TASK INPUTS:
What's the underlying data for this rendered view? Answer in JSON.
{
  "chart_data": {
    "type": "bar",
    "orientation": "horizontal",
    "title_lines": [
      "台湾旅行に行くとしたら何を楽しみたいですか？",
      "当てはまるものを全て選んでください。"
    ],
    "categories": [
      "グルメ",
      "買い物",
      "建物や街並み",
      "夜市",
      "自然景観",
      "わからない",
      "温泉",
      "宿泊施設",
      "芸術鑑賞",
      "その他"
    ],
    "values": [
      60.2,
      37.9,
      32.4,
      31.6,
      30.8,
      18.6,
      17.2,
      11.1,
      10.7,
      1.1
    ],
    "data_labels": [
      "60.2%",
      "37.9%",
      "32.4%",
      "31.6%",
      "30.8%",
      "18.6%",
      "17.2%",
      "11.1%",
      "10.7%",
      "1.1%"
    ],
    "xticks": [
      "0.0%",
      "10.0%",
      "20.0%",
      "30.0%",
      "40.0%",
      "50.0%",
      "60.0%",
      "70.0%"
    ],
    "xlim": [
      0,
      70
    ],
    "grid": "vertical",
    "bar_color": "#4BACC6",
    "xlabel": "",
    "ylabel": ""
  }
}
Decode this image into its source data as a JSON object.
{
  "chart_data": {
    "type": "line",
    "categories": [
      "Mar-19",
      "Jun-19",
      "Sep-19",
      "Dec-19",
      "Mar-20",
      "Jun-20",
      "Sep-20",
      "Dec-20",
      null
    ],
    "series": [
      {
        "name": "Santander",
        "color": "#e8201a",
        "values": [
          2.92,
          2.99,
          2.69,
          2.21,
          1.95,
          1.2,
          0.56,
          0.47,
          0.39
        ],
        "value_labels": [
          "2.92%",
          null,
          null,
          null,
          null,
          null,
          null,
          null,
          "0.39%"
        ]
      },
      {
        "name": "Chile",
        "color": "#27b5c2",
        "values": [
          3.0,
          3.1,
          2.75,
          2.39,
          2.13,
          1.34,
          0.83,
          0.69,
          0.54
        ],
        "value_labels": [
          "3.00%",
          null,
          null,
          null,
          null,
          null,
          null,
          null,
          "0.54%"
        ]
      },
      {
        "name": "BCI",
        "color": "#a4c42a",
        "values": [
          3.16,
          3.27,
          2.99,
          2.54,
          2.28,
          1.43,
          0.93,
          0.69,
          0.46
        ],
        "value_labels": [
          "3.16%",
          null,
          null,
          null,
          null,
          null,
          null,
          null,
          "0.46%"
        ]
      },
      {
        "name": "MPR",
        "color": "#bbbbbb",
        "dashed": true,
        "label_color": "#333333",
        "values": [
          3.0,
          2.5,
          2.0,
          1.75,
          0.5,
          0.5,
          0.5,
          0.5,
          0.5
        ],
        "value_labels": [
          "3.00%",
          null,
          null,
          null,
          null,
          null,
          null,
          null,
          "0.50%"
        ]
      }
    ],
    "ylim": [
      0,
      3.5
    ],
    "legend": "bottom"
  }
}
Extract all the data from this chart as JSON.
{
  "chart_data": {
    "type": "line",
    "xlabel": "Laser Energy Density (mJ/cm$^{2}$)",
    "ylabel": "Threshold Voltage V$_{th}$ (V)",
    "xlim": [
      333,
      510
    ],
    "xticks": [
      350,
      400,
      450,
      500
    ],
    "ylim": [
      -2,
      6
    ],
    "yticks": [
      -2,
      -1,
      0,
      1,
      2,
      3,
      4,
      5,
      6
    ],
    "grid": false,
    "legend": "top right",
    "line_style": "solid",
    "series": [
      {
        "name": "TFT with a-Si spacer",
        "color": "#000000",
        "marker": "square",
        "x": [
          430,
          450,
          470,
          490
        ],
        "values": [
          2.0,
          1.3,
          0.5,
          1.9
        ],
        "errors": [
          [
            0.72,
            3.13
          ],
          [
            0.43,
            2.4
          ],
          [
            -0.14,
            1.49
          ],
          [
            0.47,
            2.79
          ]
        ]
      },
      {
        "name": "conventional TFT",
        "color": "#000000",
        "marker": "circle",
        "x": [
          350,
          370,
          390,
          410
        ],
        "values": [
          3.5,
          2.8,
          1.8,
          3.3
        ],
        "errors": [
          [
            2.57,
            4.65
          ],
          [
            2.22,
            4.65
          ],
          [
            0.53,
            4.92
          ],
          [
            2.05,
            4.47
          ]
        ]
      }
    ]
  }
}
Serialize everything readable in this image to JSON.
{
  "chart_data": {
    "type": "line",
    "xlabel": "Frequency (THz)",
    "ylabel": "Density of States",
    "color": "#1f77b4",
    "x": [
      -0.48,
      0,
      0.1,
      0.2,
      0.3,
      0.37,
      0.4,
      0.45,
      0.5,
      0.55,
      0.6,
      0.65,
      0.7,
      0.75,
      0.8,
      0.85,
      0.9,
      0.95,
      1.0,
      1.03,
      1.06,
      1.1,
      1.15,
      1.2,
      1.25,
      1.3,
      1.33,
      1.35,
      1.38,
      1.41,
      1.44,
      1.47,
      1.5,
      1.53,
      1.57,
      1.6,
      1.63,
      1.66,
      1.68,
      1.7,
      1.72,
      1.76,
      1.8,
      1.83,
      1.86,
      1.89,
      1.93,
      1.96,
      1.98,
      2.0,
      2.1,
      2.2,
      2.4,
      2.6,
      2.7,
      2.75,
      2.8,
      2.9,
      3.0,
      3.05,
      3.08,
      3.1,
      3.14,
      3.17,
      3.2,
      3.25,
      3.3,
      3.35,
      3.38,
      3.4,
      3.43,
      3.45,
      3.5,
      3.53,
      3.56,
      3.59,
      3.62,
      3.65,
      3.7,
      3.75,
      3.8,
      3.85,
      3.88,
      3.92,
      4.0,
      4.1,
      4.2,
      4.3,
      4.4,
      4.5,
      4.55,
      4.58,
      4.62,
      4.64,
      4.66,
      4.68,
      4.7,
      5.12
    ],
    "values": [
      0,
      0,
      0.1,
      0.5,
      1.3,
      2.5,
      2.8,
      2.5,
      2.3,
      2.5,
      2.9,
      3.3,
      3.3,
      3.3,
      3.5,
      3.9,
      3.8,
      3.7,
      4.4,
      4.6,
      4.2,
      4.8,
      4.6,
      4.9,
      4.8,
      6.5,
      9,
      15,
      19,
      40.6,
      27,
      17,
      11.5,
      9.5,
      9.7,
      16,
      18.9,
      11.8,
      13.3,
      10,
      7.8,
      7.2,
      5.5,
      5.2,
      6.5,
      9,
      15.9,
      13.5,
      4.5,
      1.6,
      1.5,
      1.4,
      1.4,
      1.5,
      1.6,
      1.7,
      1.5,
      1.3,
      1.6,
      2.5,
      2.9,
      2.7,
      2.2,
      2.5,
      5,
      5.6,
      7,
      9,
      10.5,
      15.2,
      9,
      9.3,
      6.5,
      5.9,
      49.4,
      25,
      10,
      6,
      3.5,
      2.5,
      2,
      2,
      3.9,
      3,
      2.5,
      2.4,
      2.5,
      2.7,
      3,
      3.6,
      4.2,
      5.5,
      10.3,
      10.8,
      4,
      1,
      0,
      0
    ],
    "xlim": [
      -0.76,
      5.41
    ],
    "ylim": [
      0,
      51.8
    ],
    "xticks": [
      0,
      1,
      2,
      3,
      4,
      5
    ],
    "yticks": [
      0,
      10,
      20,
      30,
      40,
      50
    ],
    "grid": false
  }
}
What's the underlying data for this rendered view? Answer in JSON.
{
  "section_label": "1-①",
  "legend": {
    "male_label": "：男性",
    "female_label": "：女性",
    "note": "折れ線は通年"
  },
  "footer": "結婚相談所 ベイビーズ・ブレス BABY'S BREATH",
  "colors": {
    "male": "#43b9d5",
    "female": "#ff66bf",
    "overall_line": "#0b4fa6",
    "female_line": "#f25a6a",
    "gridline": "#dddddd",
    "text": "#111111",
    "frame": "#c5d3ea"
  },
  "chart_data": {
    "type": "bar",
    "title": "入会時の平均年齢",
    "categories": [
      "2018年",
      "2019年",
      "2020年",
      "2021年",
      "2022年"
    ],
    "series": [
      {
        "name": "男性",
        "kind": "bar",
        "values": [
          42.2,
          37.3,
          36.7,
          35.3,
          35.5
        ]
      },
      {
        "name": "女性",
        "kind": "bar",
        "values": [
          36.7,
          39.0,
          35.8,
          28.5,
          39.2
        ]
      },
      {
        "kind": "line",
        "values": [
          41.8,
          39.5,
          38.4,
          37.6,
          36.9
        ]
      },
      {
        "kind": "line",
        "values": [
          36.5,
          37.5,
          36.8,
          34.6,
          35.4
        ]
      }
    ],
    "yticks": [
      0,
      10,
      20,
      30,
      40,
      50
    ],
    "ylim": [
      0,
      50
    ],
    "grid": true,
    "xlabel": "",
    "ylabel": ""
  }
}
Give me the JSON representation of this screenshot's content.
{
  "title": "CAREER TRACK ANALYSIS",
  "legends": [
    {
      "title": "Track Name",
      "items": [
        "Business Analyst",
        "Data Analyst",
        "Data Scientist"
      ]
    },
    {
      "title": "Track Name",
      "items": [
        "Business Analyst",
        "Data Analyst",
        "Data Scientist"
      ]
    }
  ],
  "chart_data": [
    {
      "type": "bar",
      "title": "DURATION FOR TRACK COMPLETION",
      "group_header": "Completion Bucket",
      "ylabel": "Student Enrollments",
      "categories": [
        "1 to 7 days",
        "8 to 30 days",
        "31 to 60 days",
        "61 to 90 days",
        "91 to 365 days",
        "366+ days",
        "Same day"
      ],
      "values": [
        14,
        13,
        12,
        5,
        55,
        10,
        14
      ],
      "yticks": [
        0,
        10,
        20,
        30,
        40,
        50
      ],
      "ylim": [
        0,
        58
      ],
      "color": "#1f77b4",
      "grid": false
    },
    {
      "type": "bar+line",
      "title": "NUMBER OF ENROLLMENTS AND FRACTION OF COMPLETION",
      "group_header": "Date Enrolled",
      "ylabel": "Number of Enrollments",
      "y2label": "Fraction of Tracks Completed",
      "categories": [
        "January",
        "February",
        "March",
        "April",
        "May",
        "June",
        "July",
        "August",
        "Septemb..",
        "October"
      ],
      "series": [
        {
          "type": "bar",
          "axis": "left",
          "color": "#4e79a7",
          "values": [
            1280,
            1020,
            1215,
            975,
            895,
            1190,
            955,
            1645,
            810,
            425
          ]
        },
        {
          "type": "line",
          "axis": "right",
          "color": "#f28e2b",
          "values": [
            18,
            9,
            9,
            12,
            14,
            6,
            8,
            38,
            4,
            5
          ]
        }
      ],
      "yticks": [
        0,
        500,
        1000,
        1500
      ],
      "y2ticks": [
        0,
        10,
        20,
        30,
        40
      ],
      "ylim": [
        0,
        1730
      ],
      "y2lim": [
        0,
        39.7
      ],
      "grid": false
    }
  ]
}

TASK REQUIREMENTS:
Report how many lines of the listing hold the string "xlabel", giving only the number.

RESULT OF THE EXERCISE:
4